- _Material for this task_
— Start —

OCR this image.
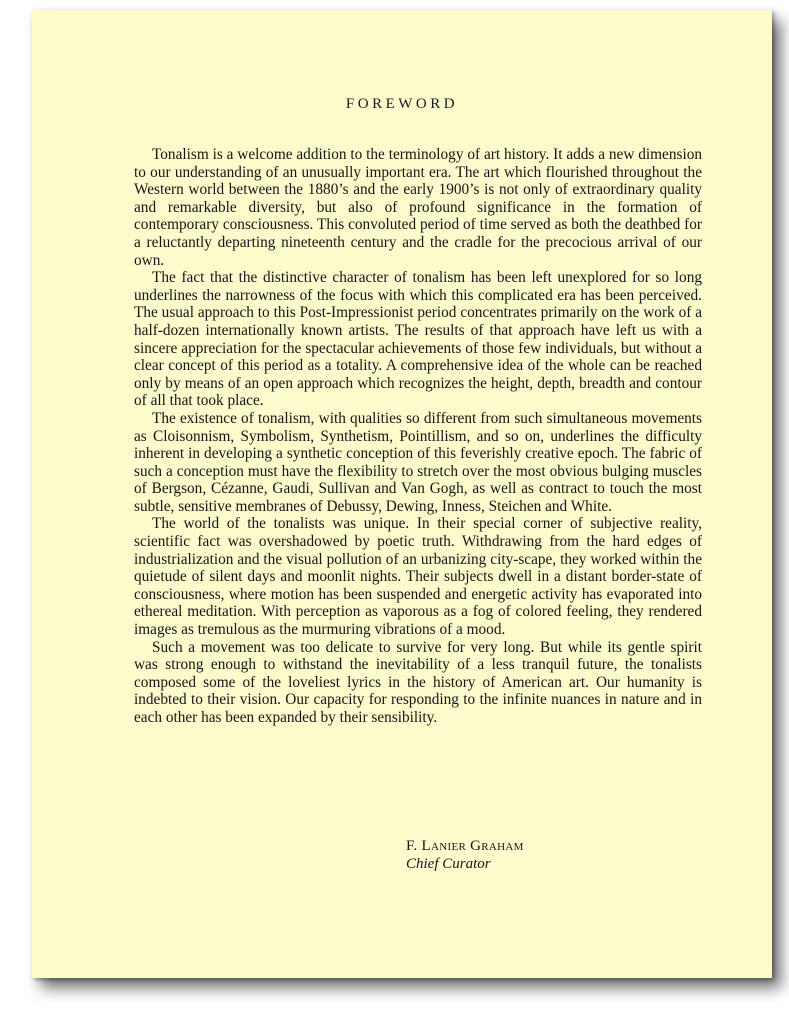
FOREWORD

Tonalism is a welcome addition to the terminology of art history. It adds a new dimension to our understanding of an unusually important era. The art which flourished throughout the Western world between the 1880’s and the early 1900’s is not only of extraordinary quality and remarkable diversity, but also of profound significance in the formation of contemporary consciousness. This convoluted period of time served as both the deathbed for a reluctantly departing nineteenth century and the cradle for the precocious arrival of our own.

The fact that the distinctive character of tonalism has been left unexplored for so long underlines the narrowness of the focus with which this complicated era has been perceived. The usual approach to this Post-Impressionist period concentrates primarily on the work of a half-dozen internationally known artists. The results of that approach have left us with a sincere appreciation for the spectacular achievements of those few individuals, but without a clear concept of this period as a totality. A comprehensive idea of the whole can be reached only by means of an open approach which recognizes the height, depth, breadth and contour of all that took place.

The existence of tonalism, with qualities so different from such simultaneous movements as Cloisonnism, Symbolism, Synthetism, Pointillism, and so on, underlines the difficulty inherent in developing a synthetic conception of this feverishly creative epoch. The fabric of such a conception must have the flexibility to stretch over the most obvious bulging muscles of Bergson, Cézanne, Gaudi, Sullivan and Van Gogh, as well as contract to touch the most subtle, sensitive membranes of Debussy, Dewing, Inness, Steichen and White.

The world of the tonalists was unique. In their special corner of subjective reality, scientific fact was overshadowed by poetic truth. Withdrawing from the hard edges of industrialization and the visual pollution of an urbanizing city-scape, they worked within the quietude of silent days and moonlit nights. Their subjects dwell in a distant border-state of consciousness, where motion has been suspended and energetic activity has evaporated into ethereal meditation. With perception as vaporous as a fog of colored feeling, they rendered images as tremulous as the murmuring vibrations of a mood.

Such a movement was too delicate to survive for very long. But while its gentle spirit was strong enough to withstand the inevitability of a less tranquil future, the tonalists composed some of the loveliest lyrics in the history of American art. Our humanity is indebted to their vision. Our capacity for responding to the infinite nuances in nature and in each other has been expanded by their sensibility.

F. Lanier Graham
Chief Curator
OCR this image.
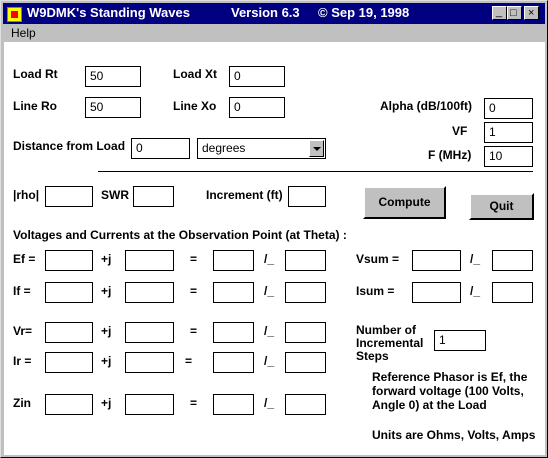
W9DMK's Standing Waves	Version 6.3 © Sep 19, 1998	_ □ ×
Help
Load Rt	50	Load Xt	0
Line Ro	50	Line Xo	0	Alpha (dB/100ft)	0
VF	1
Distance from Load 0	degrees	F (MHz)	10
|rho|	SWR	Increment (ft)	Compute	Quit
Voltages and Currents at the Observation Point (at Theta) :
Ef =	+j	=	/_	Vsum =	/_
If =	+j	=	/_	Isum =	/_
Vr=	+j	=	/_	Number of
Incremental
Steps
1
Ir =	+j	=	/_
Reference Phasor is Ef, the
forward voltage (100 Volts,
Angle 0) at the Load
Zin	+j	=	/_
Units are Ohms, Volts, Amps
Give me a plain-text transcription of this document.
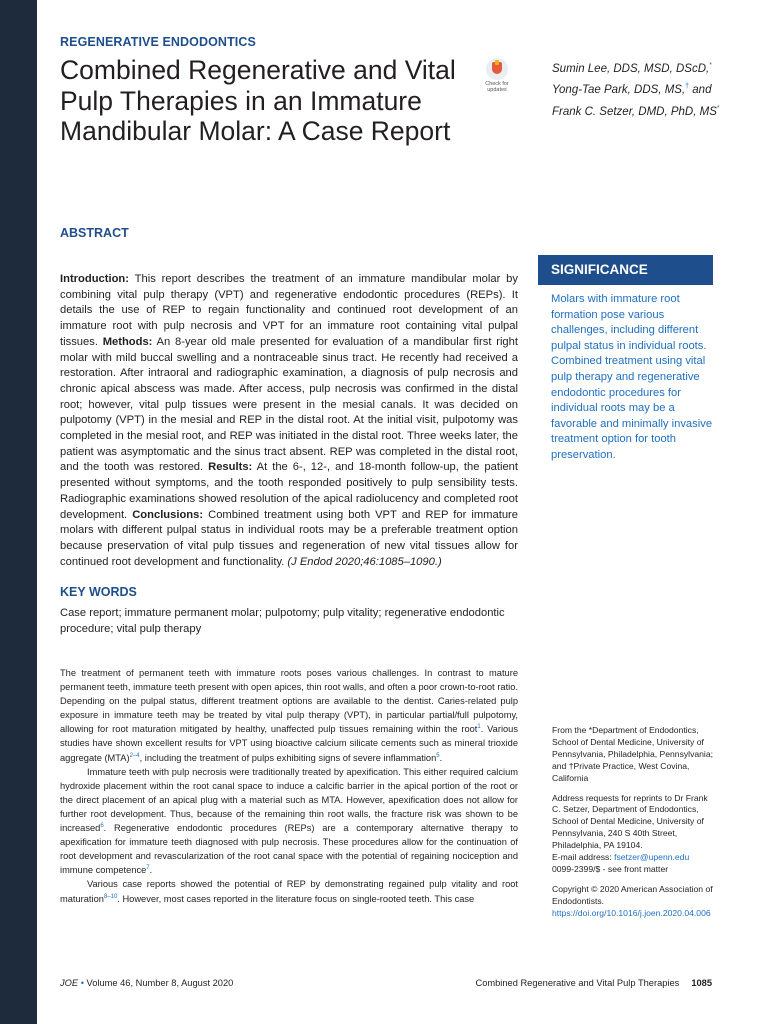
REGENERATIVE ENDODONTICS
Combined Regenerative and Vital Pulp Therapies in an Immature Mandibular Molar: A Case Report
Check for updates
Sumin Lee, DDS, MSD, DScD,*
Yong-Tae Park, DDS, MS,† and
Frank C. Setzer, DMD, PhD, MS*
ABSTRACT
Introduction: This report describes the treatment of an immature mandibular molar by combining vital pulp therapy (VPT) and regenerative endodontic procedures (REPs). It details the use of REP to regain functionality and continued root development of an immature root with pulp necrosis and VPT for an immature root containing vital pulpal tissues. Methods: An 8-year old male presented for evaluation of a mandibular first right molar with mild buccal swelling and a nontraceable sinus tract. He recently had received a restoration. After intraoral and radiographic examination, a diagnosis of pulp necrosis and chronic apical abscess was made. After access, pulp necrosis was confirmed in the distal root; however, vital pulp tissues were present in the mesial canals. It was decided on pulpotomy (VPT) in the mesial and REP in the distal root. At the initial visit, pulpotomy was completed in the mesial root, and REP was initiated in the distal root. Three weeks later, the patient was asymptomatic and the sinus tract absent. REP was completed in the distal root, and the tooth was restored. Results: At the 6-, 12-, and 18-month follow-up, the patient presented without symptoms, and the tooth responded positively to pulp sensibility tests. Radiographic examinations showed resolution of the apical radiolucency and completed root development. Conclusions: Combined treatment using both VPT and REP for immature molars with different pulpal status in individual roots may be a preferable treatment option because preservation of vital pulp tissues and regeneration of new vital tissues allow for continued root development and functionality. (J Endod 2020;46:1085–1090.)
SIGNIFICANCE
Molars with immature root formation pose various challenges, including different pulpal status in individual roots. Combined treatment using vital pulp therapy and regenerative endodontic procedures for individual roots may be a favorable and minimally invasive treatment option for tooth preservation.
KEY WORDS
Case report; immature permanent molar; pulpotomy; pulp vitality; regenerative endodontic procedure; vital pulp therapy

The treatment of permanent teeth with immature roots poses various challenges. In contrast to mature permanent teeth, immature teeth present with open apices, thin root walls, and often a poor crown-to-root ratio. Depending on the pulpal status, different treatment options are available to the dentist. Caries-related pulp exposure in immature teeth may be treated by vital pulp therapy (VPT), in particular partial/full pulpotomy, allowing for root maturation mitigated by healthy, unaffected pulp tissues remaining within the root$^1$. Various studies have shown excellent results for VPT using bioactive calcium silicate cements such as mineral trioxide aggregate (MTA)$^{2-4}$, including the treatment of pulps exhibiting signs of severe inflammation$^5$.

Immature teeth with pulp necrosis were traditionally treated by apexification. This either required calcium hydroxide placement within the root canal space to induce a calcific barrier in the apical portion of the root or the direct placement of an apical plug with a material such as MTA. However, apexification does not allow for further root development. Thus, because of the remaining thin root walls, the fracture risk was shown to be increased$^6$. Regenerative endodontic procedures (REPs) are a contemporary alternative therapy to apexification for immature teeth diagnosed with pulp necrosis. These procedures allow for the continuation of root development and revascularization of the root canal space with the potential of regaining nociception and immune competence$^7$.

Various case reports showed the potential of REP by demonstrating regained pulp vitality and root maturation$^{8-10}$. However, most cases reported in the literature focus on single-rooted teeth. This case

From the *Department of Endodontics, School of Dental Medicine, University of Pennsylvania, Philadelphia, Pennsylvania; and †Private Practice, West Covina, California

Address requests for reprints to Dr Frank C. Setzer, Department of Endodontics, School of Dental Medicine, University of Pennsylvania, 240 S 40th Street, Philadelphia, PA 19104.
E-mail address: fsetzer@upenn.edu
0099-2399/$ - see front matter

Copyright © 2020 American Association of Endodontists.
https://doi.org/10.1016/j.joen.2020.04.006

JOE • Volume 46, Number 8, August 2020	Combined Regenerative and Vital Pulp Therapies 1085
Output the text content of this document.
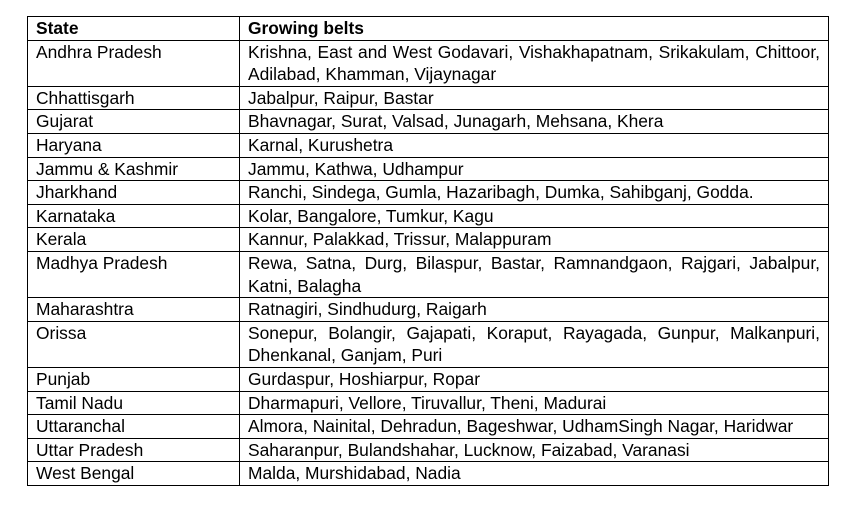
State	Growing belts
Andhra Pradesh	Krishna, East and West Godavari, Vishakhapatnam, Srikakulam, Chittoor, Adilabad, Khamman, Vijaynagar
Chhattisgarh	Jabalpur, Raipur, Bastar
Gujarat	Bhavnagar, Surat, Valsad, Junagarh, Mehsana, Khera
Haryana	Karnal, Kurushetra
Jammu & Kashmir	Jammu, Kathwa, Udhampur
Jharkhand	Ranchi, Sindega, Gumla, Hazaribagh, Dumka, Sahibganj, Godda.
Karnataka	Kolar, Bangalore, Tumkur, Kagu
Kerala	Kannur, Palakkad, Trissur, Malappuram
Madhya Pradesh	Rewa, Satna, Durg, Bilaspur, Bastar, Ramnandgaon, Rajgari, Jabalpur, Katni, Balagha
Maharashtra	Ratnagiri, Sindhudurg, Raigarh
Orissa	Sonepur, Bolangir, Gajapati, Koraput, Rayagada, Gunpur, Malkanpuri, Dhenkanal, Ganjam, Puri
Punjab	Gurdaspur, Hoshiarpur, Ropar
Tamil Nadu	Dharmapuri, Vellore, Tiruvallur, Theni, Madurai
Uttaranchal	Almora, Nainital, Dehradun, Bageshwar, UdhamSingh Nagar, Haridwar
Uttar Pradesh	Saharanpur, Bulandshahar, Lucknow, Faizabad, Varanasi
West Bengal	Malda, Murshidabad, Nadia
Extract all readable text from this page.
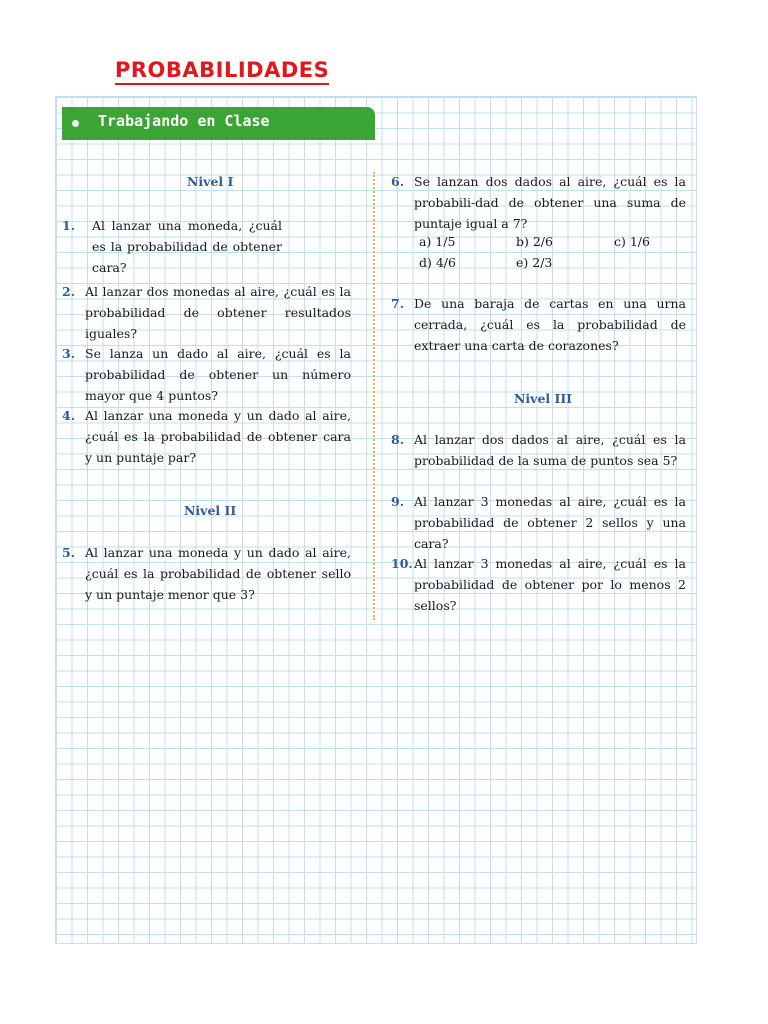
PROBABILIDADES
Trabajando en Clase
Nivel I
1. Al lanzar una moneda, ¿cuál es la probabilidad de obtener cara?
2. Al lanzar dos monedas al aire, ¿cuál es la probabilidad de obtener resultados iguales?
3. Se lanza un dado al aire, ¿cuál es la probabilidad de obtener un número mayor que 4 puntos?
4. Al lanzar una moneda y un dado al aire, ¿cuál es la probabilidad de obtener cara y un puntaje par?
Nivel II
5. Al lanzar una moneda y un dado al aire, ¿cuál es la probabilidad de obtener sello y un puntaje menor que 3?
6. Se lanzan dos dados al aire, ¿cuál es la probabili-dad de obtener una suma de puntaje igual a 7?
a) 1/5	b) 2/6	c) 1/6
d) 4/6	e) 2/3
7. De una baraja de cartas en una urna cerrada, ¿cuál es la probabilidad de extraer una carta de corazones?
Nivel III
8. Al lanzar dos dados al aire, ¿cuál es la probabilidad de la suma de puntos sea 5?
9. Al lanzar 3 monedas al aire, ¿cuál es la probabilidad de obtener 2 sellos y una cara?
10. Al lanzar 3 monedas al aire, ¿cuál es la probabilidad de obtener por lo menos 2 sellos?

— End —

- _Problem description_
Say, as a number only, how many lines of the data contain "Department".

- _Answer_
2